------ Records for the exercise

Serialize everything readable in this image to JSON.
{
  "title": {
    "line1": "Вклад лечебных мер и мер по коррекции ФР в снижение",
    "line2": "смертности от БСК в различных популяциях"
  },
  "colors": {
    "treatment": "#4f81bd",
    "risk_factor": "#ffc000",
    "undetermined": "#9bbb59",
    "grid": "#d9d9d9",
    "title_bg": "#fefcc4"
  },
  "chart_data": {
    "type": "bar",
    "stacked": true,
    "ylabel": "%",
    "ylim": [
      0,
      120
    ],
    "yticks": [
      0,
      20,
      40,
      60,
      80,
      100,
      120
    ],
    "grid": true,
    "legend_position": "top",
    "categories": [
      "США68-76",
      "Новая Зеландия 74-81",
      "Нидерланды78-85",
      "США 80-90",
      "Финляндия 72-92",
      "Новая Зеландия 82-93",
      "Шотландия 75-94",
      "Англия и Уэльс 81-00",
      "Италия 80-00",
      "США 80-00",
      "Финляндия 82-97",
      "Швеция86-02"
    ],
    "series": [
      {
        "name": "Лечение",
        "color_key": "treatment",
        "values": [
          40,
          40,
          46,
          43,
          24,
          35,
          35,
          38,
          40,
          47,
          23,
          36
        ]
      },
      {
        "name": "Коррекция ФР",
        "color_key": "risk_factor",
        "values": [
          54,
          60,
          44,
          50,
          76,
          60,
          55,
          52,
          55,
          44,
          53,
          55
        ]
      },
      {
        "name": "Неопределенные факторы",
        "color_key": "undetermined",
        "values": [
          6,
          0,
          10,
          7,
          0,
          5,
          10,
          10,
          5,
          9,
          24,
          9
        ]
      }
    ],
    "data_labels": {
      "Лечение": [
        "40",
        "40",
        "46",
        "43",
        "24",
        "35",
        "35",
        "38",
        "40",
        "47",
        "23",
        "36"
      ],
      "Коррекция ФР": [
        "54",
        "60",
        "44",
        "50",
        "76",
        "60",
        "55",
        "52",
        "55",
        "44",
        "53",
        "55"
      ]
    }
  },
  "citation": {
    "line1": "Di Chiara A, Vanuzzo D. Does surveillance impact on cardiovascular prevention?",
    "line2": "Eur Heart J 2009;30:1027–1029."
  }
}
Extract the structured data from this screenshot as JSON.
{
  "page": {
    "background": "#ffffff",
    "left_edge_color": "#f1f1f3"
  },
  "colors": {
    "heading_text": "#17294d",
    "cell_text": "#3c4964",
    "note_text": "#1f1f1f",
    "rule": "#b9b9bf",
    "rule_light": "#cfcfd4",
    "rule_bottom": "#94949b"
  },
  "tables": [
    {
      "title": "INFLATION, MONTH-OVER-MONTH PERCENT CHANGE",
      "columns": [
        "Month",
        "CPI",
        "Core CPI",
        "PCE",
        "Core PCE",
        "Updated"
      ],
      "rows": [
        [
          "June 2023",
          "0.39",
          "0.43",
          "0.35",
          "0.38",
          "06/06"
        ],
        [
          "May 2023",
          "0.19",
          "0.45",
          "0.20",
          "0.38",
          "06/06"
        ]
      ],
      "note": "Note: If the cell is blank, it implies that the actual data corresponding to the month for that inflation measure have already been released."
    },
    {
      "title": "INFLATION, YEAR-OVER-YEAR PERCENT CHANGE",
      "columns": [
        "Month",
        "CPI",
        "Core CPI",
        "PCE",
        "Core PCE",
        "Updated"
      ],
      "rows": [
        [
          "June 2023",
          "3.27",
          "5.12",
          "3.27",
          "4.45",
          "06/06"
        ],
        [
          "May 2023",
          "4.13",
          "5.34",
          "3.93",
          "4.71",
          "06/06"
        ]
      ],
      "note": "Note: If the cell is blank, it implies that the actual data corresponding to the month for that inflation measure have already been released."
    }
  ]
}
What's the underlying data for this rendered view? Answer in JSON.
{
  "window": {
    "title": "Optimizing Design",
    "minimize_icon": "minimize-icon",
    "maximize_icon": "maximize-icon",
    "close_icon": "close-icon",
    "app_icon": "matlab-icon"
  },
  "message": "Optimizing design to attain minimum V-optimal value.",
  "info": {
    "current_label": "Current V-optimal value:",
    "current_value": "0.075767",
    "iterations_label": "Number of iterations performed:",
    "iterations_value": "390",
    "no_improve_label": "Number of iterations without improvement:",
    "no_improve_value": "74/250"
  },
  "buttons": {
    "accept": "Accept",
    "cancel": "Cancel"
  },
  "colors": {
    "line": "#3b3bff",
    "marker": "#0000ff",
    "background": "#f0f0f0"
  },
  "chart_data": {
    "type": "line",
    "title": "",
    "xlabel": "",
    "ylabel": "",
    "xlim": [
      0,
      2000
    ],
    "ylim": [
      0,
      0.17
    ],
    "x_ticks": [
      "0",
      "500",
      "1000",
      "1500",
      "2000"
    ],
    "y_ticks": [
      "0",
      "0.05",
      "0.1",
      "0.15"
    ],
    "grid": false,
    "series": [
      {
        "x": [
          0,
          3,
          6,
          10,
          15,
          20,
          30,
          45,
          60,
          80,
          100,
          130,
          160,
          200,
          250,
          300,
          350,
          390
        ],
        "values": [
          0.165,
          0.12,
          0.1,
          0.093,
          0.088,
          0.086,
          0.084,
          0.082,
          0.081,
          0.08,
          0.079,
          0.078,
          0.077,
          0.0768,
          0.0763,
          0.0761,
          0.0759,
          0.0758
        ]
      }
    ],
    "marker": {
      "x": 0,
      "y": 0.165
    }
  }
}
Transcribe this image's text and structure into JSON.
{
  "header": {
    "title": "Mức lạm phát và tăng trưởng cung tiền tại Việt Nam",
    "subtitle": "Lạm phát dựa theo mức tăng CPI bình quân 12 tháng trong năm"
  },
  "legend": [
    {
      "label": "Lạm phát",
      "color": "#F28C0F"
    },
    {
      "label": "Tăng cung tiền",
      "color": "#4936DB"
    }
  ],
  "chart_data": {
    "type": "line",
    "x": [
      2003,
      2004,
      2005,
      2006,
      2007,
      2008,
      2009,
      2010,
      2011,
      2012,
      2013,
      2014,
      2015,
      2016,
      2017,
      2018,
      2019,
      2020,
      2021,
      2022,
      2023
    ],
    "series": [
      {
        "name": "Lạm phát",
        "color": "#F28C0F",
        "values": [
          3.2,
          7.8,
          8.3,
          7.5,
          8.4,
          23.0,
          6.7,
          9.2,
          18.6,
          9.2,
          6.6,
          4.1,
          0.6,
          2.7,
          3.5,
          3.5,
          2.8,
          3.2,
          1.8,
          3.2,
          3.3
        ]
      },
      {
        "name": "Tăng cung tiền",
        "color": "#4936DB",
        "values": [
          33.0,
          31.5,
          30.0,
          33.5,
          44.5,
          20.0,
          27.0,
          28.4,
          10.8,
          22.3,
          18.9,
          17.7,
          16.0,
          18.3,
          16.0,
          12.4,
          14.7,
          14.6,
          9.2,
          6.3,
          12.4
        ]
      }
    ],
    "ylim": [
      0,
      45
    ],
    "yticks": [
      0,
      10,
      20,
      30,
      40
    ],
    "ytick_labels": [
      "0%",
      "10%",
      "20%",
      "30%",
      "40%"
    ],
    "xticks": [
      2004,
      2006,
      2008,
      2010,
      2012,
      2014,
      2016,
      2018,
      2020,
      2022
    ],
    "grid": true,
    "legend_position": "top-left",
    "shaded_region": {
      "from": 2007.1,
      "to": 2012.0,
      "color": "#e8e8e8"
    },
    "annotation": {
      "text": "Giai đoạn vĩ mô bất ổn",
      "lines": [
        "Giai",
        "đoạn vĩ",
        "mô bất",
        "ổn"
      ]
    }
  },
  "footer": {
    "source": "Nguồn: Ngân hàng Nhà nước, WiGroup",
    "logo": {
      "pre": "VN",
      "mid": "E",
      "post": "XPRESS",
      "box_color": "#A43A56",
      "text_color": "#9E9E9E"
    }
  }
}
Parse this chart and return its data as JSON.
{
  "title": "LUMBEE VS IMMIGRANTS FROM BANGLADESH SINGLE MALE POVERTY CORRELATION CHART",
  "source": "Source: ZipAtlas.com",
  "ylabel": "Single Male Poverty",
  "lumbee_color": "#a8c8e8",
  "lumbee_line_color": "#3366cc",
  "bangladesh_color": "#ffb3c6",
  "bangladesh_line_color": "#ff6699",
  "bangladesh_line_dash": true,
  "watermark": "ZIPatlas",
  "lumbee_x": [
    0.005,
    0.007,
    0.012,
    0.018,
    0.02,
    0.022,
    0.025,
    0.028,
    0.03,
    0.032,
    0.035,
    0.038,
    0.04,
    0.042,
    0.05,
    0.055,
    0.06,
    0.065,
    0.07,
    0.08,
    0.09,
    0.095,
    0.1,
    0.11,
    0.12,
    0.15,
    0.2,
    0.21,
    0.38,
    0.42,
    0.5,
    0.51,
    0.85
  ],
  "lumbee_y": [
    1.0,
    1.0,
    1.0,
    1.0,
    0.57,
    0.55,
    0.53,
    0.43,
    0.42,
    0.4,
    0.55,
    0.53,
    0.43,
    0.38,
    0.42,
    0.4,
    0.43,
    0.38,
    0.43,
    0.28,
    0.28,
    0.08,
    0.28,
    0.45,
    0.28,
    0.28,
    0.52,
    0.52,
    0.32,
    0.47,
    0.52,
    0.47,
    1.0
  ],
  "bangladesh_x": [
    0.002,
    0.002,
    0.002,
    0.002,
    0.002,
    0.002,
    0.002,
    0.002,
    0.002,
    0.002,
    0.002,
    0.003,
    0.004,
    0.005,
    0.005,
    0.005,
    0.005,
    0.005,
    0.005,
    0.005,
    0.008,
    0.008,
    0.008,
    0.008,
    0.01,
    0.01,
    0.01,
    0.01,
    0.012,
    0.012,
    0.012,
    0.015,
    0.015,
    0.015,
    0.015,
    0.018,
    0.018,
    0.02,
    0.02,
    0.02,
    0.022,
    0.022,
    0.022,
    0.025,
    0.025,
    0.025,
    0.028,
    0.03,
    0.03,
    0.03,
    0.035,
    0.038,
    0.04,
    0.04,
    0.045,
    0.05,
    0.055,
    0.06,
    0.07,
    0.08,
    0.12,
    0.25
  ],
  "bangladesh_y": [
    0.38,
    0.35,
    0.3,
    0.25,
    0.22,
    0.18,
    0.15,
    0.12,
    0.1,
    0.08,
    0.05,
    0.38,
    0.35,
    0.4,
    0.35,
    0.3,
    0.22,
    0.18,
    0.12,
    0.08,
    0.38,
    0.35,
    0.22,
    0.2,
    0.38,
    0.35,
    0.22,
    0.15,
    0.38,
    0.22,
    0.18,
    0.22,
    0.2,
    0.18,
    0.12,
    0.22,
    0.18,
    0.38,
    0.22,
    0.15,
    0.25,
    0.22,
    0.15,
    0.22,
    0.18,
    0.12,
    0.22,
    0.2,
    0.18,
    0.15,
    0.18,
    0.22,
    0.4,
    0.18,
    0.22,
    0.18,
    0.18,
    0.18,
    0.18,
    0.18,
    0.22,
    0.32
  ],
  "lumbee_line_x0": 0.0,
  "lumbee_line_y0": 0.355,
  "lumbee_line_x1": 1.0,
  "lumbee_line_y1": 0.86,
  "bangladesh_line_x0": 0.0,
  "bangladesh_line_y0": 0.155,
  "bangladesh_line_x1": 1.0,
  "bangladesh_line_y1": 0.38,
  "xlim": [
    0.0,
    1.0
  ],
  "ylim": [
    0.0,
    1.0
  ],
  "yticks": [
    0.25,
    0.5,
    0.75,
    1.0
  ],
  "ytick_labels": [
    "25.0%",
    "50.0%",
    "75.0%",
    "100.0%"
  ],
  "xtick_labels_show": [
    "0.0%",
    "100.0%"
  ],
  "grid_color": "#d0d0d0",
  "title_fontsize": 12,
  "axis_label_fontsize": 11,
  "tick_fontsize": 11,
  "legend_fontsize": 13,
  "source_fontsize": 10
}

------------

### [What is expected]
How many lines in the listing contain "cung"? Answer with the number alone.

### [Answer to the problem]
3